▶

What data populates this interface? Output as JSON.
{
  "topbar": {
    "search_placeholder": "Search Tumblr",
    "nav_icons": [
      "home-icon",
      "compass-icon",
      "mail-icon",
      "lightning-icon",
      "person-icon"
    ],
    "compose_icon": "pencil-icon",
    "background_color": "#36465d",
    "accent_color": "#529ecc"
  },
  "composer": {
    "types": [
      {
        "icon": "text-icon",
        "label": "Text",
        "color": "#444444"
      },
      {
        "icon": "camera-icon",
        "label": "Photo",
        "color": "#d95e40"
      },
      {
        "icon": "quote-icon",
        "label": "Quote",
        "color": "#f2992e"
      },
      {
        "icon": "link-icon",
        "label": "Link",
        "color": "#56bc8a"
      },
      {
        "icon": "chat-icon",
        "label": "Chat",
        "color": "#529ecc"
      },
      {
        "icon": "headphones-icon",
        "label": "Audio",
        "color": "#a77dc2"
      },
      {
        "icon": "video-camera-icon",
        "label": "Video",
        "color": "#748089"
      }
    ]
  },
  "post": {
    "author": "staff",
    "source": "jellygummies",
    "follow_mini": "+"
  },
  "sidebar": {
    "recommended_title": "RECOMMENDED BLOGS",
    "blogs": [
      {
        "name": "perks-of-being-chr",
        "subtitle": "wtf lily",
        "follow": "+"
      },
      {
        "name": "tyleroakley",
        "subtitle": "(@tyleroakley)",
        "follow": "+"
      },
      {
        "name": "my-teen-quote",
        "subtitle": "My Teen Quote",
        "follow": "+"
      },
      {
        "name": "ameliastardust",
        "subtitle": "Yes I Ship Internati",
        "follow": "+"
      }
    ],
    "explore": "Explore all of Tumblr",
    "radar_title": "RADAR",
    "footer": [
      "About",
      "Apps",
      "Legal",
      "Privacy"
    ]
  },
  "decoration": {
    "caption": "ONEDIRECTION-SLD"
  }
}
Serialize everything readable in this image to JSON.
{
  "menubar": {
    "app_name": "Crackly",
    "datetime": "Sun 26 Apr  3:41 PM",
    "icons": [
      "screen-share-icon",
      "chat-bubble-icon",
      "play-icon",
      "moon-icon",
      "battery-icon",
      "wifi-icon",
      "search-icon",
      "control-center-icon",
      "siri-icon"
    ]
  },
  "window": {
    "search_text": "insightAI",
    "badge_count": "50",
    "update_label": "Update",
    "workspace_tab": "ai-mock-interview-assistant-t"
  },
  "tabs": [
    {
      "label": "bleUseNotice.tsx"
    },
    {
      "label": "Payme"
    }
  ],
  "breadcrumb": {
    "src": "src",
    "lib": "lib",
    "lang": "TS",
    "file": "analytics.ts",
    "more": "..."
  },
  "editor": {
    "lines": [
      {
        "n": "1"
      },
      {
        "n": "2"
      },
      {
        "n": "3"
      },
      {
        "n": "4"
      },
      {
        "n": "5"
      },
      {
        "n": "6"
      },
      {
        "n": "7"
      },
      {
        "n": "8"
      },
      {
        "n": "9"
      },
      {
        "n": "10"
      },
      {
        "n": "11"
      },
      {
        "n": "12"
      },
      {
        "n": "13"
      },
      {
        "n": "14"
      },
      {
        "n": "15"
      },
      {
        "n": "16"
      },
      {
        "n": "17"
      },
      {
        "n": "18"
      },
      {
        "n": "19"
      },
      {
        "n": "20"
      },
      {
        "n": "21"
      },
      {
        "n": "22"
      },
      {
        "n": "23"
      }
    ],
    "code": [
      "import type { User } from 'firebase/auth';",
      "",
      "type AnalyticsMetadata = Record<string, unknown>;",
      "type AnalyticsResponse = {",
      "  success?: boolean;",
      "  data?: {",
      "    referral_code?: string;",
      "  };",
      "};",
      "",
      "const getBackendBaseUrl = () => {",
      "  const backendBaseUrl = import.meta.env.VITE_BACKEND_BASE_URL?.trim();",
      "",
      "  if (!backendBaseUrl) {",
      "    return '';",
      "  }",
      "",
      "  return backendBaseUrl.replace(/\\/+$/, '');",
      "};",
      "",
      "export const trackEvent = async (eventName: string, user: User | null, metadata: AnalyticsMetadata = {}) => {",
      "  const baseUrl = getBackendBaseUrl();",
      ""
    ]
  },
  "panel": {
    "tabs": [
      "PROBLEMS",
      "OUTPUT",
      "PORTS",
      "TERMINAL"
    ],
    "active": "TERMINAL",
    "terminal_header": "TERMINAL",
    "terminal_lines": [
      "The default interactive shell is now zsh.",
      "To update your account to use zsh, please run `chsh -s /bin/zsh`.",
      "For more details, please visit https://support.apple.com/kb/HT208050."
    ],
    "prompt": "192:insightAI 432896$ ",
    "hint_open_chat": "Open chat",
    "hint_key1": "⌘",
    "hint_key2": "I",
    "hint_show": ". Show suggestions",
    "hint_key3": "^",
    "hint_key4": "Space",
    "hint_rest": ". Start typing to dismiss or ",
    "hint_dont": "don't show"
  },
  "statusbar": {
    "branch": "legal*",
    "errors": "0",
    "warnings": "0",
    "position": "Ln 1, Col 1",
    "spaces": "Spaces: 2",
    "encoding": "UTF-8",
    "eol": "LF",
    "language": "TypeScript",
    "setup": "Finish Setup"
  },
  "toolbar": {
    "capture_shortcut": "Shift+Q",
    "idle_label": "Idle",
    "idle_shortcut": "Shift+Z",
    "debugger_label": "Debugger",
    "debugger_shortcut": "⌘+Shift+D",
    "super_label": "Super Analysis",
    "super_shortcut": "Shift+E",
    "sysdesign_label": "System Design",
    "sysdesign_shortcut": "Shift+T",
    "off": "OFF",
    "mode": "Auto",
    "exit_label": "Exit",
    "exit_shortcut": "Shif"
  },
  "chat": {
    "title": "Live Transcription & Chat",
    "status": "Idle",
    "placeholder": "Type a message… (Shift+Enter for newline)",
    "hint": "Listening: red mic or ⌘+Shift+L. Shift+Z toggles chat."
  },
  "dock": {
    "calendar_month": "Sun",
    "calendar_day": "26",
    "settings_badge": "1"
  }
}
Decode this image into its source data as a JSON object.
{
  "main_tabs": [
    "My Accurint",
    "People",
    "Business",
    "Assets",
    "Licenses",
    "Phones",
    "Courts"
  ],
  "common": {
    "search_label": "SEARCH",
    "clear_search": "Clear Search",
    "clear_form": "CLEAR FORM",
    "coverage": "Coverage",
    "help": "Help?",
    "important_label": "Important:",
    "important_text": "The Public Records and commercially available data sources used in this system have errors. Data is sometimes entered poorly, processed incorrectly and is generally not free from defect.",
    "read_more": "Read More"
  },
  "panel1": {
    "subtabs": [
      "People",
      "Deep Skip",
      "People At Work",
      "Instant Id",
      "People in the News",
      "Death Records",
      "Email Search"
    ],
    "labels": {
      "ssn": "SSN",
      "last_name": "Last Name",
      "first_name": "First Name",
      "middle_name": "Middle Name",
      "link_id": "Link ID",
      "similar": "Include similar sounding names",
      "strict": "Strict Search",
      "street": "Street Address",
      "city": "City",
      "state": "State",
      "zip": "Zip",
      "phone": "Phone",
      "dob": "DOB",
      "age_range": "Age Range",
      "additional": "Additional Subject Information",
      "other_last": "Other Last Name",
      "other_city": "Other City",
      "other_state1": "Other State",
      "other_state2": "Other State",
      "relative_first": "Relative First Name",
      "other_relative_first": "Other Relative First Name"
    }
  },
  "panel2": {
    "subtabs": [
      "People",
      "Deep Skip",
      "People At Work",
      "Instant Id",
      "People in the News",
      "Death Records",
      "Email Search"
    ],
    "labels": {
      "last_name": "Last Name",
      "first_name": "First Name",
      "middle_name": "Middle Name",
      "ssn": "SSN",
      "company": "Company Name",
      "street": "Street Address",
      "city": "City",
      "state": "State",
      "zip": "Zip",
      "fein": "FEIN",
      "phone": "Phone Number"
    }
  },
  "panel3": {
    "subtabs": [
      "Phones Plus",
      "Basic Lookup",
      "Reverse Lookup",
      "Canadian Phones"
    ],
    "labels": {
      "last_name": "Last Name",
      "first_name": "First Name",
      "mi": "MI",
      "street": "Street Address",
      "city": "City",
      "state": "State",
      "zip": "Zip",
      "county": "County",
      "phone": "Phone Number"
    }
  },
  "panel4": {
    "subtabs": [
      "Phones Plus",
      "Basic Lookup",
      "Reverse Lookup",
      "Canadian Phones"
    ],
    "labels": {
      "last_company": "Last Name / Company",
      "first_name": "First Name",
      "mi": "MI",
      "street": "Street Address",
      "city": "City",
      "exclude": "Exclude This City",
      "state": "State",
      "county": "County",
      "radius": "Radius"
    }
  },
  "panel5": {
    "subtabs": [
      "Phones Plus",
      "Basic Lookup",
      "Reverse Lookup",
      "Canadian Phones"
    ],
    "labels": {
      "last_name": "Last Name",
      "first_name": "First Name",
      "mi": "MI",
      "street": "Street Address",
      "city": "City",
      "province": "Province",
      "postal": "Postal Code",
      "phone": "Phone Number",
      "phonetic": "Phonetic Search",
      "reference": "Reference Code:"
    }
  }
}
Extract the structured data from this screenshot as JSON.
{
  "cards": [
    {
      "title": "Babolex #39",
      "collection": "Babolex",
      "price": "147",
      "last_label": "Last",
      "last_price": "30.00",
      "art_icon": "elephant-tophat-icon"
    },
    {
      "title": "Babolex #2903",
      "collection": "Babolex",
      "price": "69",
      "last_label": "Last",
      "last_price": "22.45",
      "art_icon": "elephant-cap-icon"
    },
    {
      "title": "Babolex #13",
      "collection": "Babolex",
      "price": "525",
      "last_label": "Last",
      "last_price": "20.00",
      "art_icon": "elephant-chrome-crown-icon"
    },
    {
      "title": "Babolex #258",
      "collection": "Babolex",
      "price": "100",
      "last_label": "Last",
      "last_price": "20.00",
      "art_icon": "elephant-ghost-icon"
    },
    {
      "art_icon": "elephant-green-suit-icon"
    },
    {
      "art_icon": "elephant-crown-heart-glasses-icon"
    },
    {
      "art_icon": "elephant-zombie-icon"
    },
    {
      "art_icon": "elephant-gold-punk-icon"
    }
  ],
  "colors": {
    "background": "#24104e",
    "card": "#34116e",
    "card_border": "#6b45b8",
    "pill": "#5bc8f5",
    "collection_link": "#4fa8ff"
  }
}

◀

AIM >> Search the preceding listing for "errors" and extract every line where it is found.

EXERCISE ANSWER >>
    "errors": "0",
    "important_text": "The Public Records and commercially available data sources used in this system have errors. Data is sometimes entered poorly, processed incorrectly and is generally not free from defect.",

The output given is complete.